> _WHAT NEEDS TO BE DONE_: Set down, in full, every record in the block.
####################
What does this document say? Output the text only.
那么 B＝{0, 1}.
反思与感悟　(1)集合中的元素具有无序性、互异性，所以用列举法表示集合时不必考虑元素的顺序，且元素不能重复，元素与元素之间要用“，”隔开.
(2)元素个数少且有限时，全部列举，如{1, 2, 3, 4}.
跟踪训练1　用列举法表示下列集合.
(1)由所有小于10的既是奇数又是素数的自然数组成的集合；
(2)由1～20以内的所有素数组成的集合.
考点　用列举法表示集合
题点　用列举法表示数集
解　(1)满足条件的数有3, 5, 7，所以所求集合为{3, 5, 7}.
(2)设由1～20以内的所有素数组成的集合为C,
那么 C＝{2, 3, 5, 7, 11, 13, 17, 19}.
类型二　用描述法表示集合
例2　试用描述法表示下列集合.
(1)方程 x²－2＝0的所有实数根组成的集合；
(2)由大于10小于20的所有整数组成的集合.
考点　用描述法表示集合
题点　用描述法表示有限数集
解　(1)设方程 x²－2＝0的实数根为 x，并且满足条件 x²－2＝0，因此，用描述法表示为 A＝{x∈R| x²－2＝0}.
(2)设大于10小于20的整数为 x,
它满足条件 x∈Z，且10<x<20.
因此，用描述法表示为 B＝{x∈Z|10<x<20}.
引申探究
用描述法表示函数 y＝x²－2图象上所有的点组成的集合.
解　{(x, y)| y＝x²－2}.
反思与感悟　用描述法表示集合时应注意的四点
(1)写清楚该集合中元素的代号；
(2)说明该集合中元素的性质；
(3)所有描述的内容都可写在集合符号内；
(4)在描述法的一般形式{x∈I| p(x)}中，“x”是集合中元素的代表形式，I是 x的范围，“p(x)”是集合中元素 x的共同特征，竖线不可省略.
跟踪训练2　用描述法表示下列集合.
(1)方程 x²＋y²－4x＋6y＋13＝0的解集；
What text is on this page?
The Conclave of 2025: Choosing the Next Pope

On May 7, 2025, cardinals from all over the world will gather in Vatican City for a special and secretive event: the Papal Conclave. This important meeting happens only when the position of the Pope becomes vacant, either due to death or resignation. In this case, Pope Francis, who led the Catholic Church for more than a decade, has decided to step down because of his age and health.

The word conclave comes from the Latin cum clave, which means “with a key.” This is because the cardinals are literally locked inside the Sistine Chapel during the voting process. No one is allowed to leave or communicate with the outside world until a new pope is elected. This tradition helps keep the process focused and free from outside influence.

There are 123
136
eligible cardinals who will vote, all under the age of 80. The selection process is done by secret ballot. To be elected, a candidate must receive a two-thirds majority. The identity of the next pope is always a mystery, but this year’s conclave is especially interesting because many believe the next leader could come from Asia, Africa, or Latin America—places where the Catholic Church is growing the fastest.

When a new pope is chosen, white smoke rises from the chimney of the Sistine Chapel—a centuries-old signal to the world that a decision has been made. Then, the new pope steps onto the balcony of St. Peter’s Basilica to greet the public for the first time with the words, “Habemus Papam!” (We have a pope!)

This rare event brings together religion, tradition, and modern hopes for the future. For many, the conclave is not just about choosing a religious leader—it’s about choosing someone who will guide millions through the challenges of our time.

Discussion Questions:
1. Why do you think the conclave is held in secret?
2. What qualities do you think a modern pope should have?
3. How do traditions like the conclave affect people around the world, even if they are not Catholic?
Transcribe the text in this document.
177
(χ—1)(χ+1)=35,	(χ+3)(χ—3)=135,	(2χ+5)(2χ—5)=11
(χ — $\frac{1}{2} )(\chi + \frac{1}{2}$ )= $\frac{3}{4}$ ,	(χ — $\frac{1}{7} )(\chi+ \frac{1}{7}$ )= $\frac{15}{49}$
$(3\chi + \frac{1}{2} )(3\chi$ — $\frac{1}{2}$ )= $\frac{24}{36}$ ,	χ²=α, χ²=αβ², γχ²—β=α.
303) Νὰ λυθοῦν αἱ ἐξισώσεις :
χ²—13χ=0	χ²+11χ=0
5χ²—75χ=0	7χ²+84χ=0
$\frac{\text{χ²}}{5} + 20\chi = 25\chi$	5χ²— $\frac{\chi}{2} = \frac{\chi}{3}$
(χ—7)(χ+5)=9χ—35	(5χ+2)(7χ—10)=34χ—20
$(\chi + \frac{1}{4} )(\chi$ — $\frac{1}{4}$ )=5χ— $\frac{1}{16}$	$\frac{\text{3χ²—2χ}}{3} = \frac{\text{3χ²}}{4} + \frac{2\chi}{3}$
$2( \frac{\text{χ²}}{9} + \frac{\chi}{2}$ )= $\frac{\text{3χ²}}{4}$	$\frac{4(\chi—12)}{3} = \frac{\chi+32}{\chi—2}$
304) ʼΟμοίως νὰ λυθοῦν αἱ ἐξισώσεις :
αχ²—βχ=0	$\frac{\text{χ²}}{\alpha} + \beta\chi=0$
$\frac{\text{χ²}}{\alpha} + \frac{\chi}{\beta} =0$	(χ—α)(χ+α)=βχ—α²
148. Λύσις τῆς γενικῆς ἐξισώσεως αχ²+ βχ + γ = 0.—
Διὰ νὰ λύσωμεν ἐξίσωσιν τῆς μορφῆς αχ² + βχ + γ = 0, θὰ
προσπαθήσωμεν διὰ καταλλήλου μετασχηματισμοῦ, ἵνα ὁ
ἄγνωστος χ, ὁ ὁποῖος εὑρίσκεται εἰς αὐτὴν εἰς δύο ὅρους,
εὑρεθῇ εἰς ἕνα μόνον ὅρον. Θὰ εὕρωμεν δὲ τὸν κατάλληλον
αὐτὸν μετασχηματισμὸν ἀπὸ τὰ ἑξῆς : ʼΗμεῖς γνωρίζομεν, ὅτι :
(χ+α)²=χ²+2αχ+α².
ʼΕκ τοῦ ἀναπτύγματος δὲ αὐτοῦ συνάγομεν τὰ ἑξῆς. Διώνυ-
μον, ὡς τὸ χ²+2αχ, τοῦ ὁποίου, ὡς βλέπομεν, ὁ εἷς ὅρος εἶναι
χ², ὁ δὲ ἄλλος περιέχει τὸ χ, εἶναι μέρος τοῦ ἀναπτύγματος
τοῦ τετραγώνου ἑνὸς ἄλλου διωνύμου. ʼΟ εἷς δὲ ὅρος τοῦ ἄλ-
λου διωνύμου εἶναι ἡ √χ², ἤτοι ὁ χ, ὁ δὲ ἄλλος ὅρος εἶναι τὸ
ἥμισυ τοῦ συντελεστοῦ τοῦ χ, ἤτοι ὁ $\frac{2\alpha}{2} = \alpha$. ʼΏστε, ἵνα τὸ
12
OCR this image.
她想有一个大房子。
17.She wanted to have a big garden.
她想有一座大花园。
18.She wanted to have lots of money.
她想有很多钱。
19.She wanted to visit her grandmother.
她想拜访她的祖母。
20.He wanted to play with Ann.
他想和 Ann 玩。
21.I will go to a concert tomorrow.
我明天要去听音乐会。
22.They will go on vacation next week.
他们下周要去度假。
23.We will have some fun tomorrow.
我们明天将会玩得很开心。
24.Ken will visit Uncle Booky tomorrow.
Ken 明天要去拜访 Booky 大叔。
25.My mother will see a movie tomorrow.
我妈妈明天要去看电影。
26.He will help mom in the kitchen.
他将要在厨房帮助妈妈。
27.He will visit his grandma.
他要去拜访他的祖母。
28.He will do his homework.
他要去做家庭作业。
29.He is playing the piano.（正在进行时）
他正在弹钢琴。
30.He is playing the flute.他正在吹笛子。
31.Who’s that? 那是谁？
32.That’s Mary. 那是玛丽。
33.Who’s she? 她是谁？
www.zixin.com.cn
####################
> _SOLUTION_:
What does this document say? Output the text only.
那么 B＝{0, 1}.
反思与感悟　(1)集合中的元素具有无序性、互异性，所以用列举法表示集合时不必考虑元素的顺序，且元素不能重复，元素与元素之间要用“，”隔开.
(2)元素个数少且有限时，全部列举，如{1, 2, 3, 4}.
跟踪训练1　用列举法表示下列集合.
(1)由所有小于10的既是奇数又是素数的自然数组成的集合；
(2)由1～20以内的所有素数组成的集合.
考点　用列举法表示集合
题点　用列举法表示数集
解　(1)满足条件的数有3, 5, 7，所以所求集合为{3, 5, 7}.
(2)设由1～20以内的所有素数组成的集合为C,
那么 C＝{2, 3, 5, 7, 11, 13, 17, 19}.
类型二　用描述法表示集合
例2　试用描述法表示下列集合.
(1)方程 x²－2＝0的所有实数根组成的集合；
(2)由大于10小于20的所有整数组成的集合.
考点　用描述法表示集合
题点　用描述法表示有限数集
解　(1)设方程 x²－2＝0的实数根为 x，并且满足条件 x²－2＝0，因此，用描述法表示为 A＝{x∈R| x²－2＝0}.
(2)设大于10小于20的整数为 x,
它满足条件 x∈Z，且10<x<20.
因此，用描述法表示为 B＝{x∈Z|10<x<20}.
引申探究
用描述法表示函数 y＝x²－2图象上所有的点组成的集合.
解　{(x, y)| y＝x²－2}.
反思与感悟　用描述法表示集合时应注意的四点
(1)写清楚该集合中元素的代号；
(2)说明该集合中元素的性质；
(3)所有描述的内容都可写在集合符号内；
(4)在描述法的一般形式{x∈I| p(x)}中，“x”是集合中元素的代表形式，I是 x的范围，“p(x)”是集合中元素 x的共同特征，竖线不可省略.
跟踪训练2　用描述法表示下列集合.
(1)方程 x²＋y²－4x＋6y＋13＝0的解集；
What text is on this page?
The Conclave of 2025: Choosing the Next Pope

On May 7, 2025, cardinals from all over the world will gather in Vatican City for a special and secretive event: the Papal Conclave. This important meeting happens only when the position of the Pope becomes vacant, either due to death or resignation. In this case, Pope Francis, who led the Catholic Church for more than a decade, has decided to step down because of his age and health.

The word conclave comes from the Latin cum clave, which means “with a key.” This is because the cardinals are literally locked inside the Sistine Chapel during the voting process. No one is allowed to leave or communicate with the outside world until a new pope is elected. This tradition helps keep the process focused and free from outside influence.

There are 123
136
eligible cardinals who will vote, all under the age of 80. The selection process is done by secret ballot. To be elected, a candidate must receive a two-thirds majority. The identity of the next pope is always a mystery, but this year’s conclave is especially interesting because many believe the next leader could come from Asia, Africa, or Latin America—places where the Catholic Church is growing the fastest.

When a new pope is chosen, white smoke rises from the chimney of the Sistine Chapel—a centuries-old signal to the world that a decision has been made. Then, the new pope steps onto the balcony of St. Peter’s Basilica to greet the public for the first time with the words, “Habemus Papam!” (We have a pope!)

This rare event brings together religion, tradition, and modern hopes for the future. For many, the conclave is not just about choosing a religious leader—it’s about choosing someone who will guide millions through the challenges of our time.

Discussion Questions:
1. Why do you think the conclave is held in secret?
2. What qualities do you think a modern pope should have?
3. How do traditions like the conclave affect people around the world, even if they are not Catholic?
Transcribe the text in this document.
177
(χ—1)(χ+1)=35,	(χ+3)(χ—3)=135,	(2χ+5)(2χ—5)=11
(χ — $\frac{1}{2} )(\chi + \frac{1}{2}$ )= $\frac{3}{4}$ ,	(χ — $\frac{1}{7} )(\chi+ \frac{1}{7}$ )= $\frac{15}{49}$
$(3\chi + \frac{1}{2} )(3\chi$ — $\frac{1}{2}$ )= $\frac{24}{36}$ ,	χ²=α, χ²=αβ², γχ²—β=α.
303) Νὰ λυθοῦν αἱ ἐξισώσεις :
χ²—13χ=0	χ²+11χ=0
5χ²—75χ=0	7χ²+84χ=0
$\frac{\text{χ²}}{5} + 20\chi = 25\chi$	5χ²— $\frac{\chi}{2} = \frac{\chi}{3}$
(χ—7)(χ+5)=9χ—35	(5χ+2)(7χ—10)=34χ—20
$(\chi + \frac{1}{4} )(\chi$ — $\frac{1}{4}$ )=5χ— $\frac{1}{16}$	$\frac{\text{3χ²—2χ}}{3} = \frac{\text{3χ²}}{4} + \frac{2\chi}{3}$
$2( \frac{\text{χ²}}{9} + \frac{\chi}{2}$ )= $\frac{\text{3χ²}}{4}$	$\frac{4(\chi—12)}{3} = \frac{\chi+32}{\chi—2}$
304) ʼΟμοίως νὰ λυθοῦν αἱ ἐξισώσεις :
αχ²—βχ=0	$\frac{\text{χ²}}{\alpha} + \beta\chi=0$
$\frac{\text{χ²}}{\alpha} + \frac{\chi}{\beta} =0$	(χ—α)(χ+α)=βχ—α²
148. Λύσις τῆς γενικῆς ἐξισώσεως αχ²+ βχ + γ = 0.—
Διὰ νὰ λύσωμεν ἐξίσωσιν τῆς μορφῆς αχ² + βχ + γ = 0, θὰ
προσπαθήσωμεν διὰ καταλλήλου μετασχηματισμοῦ, ἵνα ὁ
ἄγνωστος χ, ὁ ὁποῖος εὑρίσκεται εἰς αὐτὴν εἰς δύο ὅρους,
εὑρεθῇ εἰς ἕνα μόνον ὅρον. Θὰ εὕρωμεν δὲ τὸν κατάλληλον
αὐτὸν μετασχηματισμὸν ἀπὸ τὰ ἑξῆς : ʼΗμεῖς γνωρίζομεν, ὅτι :
(χ+α)²=χ²+2αχ+α².
ʼΕκ τοῦ ἀναπτύγματος δὲ αὐτοῦ συνάγομεν τὰ ἑξῆς. Διώνυ-
μον, ὡς τὸ χ²+2αχ, τοῦ ὁποίου, ὡς βλέπομεν, ὁ εἷς ὅρος εἶναι
χ², ὁ δὲ ἄλλος περιέχει τὸ χ, εἶναι μέρος τοῦ ἀναπτύγματος
τοῦ τετραγώνου ἑνὸς ἄλλου διωνύμου. ʼΟ εἷς δὲ ὅρος τοῦ ἄλ-
λου διωνύμου εἶναι ἡ √χ², ἤτοι ὁ χ, ὁ δὲ ἄλλος ὅρος εἶναι τὸ
ἥμισυ τοῦ συντελεστοῦ τοῦ χ, ἤτοι ὁ $\frac{2\alpha}{2} = \alpha$. ʼΏστε, ἵνα τὸ
12
OCR this image.
她想有一个大房子。
17.She wanted to have a big garden.
她想有一座大花园。
18.She wanted to have lots of money.
她想有很多钱。
19.She wanted to visit her grandmother.
她想拜访她的祖母。
20.He wanted to play with Ann.
他想和 Ann 玩。
21.I will go to a concert tomorrow.
我明天要去听音乐会。
22.They will go on vacation next week.
他们下周要去度假。
23.We will have some fun tomorrow.
我们明天将会玩得很开心。
24.Ken will visit Uncle Booky tomorrow.
Ken 明天要去拜访 Booky 大叔。
25.My mother will see a movie tomorrow.
我妈妈明天要去看电影。
26.He will help mom in the kitchen.
他将要在厨房帮助妈妈。
27.He will visit his grandma.
他要去拜访他的祖母。
28.He will do his homework.
他要去做家庭作业。
29.He is playing the piano.（正在进行时）
他正在弹钢琴。
30.He is playing the flute.他正在吹笛子。
31.Who’s that? 那是谁？
32.That’s Mary. 那是玛丽。
33.Who’s she? 她是谁？
www.zixin.com.cn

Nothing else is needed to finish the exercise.